CUDA并行编程
教材《GPU高性能编程CUDA实战》第四章 CUDA C并行编程 基于CPU和GPU的Julia集对比
基于CPU的Julia集
#include "book.h"
#include "cpu_bitmap.h"
#define DIM 1000
struct cuComplex {
float r;
float i;
cuComplex( float a, float b ) : r(a), i(b) {}
float magnitude2( void ) { return r * r + i * i; }
cuComplex operator*(const cuComplex& a) {
return cuComplex(r*a.r - i*a.i, i*a.r + r*a.i);
}
cuComplex operator+(const cuComplex& a) {
return cuComplex(r+a.r, i+a.i);
}
};
int julia( int x, int y ) {
const float scale = 1.5;
float jx = scale * (float)(DIM/2 - x)/(DIM/2);
float jy = scale * (float)(DIM/2 - y)/(DIM/2);
cuComplex c(-0.8, 0.156);
cuComplex a(jx, jy);
int i = 0;
for (i=0; i<200; i++) {
a = a * a + c;
if (a.magnitude2() > 1000)
return 0;
}
return 1;
}
void kernel( unsigned char *ptr ){
for (int y=0; y<DIM; y++) {
for (int x=0; x<DIM; x++) {
int offset = x + y * DIM;
int juliaValue = julia( x, y );
ptr[offset*4 + 0] = 255 * juliaValue;
ptr[offset*4 + 1] = 0;
ptr[offset*4 + 2] = 0;
ptr[offset*4 + 3] = 255;
}
}
}
int main( void ) {
CPUBitmap bitmap( DIM, DIM );
unsigned char *ptr = bitmap.get_ptr();
kernel( ptr );
bitmap.display_and_exit();
}
基于GPU的Julia集
#include "cuda_runtime.h"
#include "device_launch_parameters.h"//包含blockIdx.x
#include "book.h"
#include"cpu_bitmap.h"
#define DIM 1000
struct cuComplex {
float r;
float i;
__device__ cuComplex(float a,float b):r(a),i(b){}//前面要加__device__否则会报错
__device__ float magnitude2(void) {
return r*r + i*i;
}
__device__ cuComplex operator*(const cuComplex& a) {
return cuComplex(r*a.r - i*a.i, i*a.r + r*a.i);
}
__device__ cuComplex operator+(const cuComplex& a) {
return cuComplex(r+a.r,i+a.i);
}
};
__device__ int julia(int x, int y) {
const float scale = 1.5;
float jx = scale*(float)(DIM / 2 - x) / (DIM / 2);
float jy = scale*(float)(DIM / 2 - y) / (DIM / 2);
cuComplex c(-0.8, 0.156);
cuComplex a(jx, jy);
int i = 0;
for (i = 0; i < 200; i++) {
a = a*a + c;
if (a.magnitude2() > 1000)

+-------+

▸ 任务要求: 按照摘录中的注释，GPU版本的cuComplex构造函数前面必须加上什么才不会报错？

+-------+

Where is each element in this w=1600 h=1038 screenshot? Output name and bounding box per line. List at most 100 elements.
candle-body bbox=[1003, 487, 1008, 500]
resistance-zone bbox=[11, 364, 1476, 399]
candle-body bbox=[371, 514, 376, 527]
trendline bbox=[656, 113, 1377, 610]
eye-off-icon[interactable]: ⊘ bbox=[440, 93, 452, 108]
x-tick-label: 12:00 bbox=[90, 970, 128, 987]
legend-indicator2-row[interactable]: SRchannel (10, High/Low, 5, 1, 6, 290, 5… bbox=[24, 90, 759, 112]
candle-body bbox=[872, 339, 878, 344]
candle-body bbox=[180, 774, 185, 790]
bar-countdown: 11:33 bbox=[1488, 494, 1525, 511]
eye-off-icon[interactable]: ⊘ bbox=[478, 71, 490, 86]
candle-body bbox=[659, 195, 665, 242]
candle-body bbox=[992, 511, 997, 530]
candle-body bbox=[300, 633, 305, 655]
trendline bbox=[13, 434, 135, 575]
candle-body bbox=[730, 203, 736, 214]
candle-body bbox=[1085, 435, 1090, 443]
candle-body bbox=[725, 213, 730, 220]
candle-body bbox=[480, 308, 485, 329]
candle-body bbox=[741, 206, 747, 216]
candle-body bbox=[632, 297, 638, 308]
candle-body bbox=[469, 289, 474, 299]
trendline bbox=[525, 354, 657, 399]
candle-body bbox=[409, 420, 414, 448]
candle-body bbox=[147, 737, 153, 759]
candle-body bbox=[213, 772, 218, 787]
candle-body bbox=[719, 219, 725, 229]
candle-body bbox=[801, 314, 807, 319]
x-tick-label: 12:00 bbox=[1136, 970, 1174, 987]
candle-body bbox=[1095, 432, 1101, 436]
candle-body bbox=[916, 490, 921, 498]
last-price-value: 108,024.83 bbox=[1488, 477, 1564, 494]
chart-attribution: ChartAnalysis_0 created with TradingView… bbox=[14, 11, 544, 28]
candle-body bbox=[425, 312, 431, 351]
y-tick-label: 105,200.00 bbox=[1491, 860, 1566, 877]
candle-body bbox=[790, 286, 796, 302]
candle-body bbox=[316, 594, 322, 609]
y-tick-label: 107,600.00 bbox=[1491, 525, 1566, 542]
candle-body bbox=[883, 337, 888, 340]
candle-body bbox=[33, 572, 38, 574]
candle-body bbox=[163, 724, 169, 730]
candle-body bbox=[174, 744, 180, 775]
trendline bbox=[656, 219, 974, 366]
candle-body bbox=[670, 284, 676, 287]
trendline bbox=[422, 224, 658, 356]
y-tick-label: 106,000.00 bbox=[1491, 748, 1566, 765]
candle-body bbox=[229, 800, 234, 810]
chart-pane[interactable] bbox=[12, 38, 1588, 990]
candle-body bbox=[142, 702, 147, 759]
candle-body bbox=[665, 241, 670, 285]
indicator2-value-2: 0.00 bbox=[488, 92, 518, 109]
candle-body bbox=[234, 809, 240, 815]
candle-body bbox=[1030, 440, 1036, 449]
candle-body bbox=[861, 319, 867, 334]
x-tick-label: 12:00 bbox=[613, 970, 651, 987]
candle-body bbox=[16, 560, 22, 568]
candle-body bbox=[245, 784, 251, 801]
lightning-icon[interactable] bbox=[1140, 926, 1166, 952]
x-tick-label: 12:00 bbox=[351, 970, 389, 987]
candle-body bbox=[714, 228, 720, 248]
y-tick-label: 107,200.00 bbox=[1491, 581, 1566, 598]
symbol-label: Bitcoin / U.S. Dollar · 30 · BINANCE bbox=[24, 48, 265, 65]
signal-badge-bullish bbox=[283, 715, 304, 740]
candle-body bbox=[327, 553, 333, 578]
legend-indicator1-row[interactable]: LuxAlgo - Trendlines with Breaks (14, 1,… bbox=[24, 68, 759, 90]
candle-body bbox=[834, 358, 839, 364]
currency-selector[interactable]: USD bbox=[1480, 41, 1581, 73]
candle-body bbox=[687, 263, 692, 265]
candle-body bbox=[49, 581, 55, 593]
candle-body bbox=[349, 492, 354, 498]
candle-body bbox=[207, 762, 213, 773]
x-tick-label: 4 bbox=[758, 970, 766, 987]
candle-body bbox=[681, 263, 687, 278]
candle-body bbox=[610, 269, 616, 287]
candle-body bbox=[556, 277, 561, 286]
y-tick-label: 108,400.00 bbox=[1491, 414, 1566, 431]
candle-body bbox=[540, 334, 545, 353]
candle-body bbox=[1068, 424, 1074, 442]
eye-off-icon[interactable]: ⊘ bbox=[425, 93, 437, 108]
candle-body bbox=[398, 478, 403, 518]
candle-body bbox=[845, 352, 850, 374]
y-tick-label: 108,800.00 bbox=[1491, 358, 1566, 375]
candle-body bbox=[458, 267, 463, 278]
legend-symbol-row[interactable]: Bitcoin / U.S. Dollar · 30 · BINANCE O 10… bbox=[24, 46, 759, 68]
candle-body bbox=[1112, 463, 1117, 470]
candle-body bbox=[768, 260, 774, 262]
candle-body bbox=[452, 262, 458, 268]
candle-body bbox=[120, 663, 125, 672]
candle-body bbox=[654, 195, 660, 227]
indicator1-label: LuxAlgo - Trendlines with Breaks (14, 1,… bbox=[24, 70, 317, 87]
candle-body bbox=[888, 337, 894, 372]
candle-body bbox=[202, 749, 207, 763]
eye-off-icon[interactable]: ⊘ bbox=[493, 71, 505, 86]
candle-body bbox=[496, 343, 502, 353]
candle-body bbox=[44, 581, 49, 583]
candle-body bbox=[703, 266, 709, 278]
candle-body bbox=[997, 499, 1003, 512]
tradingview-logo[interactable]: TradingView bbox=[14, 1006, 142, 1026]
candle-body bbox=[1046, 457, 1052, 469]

+-------+

▸ 参考答案: 必须加上__device__。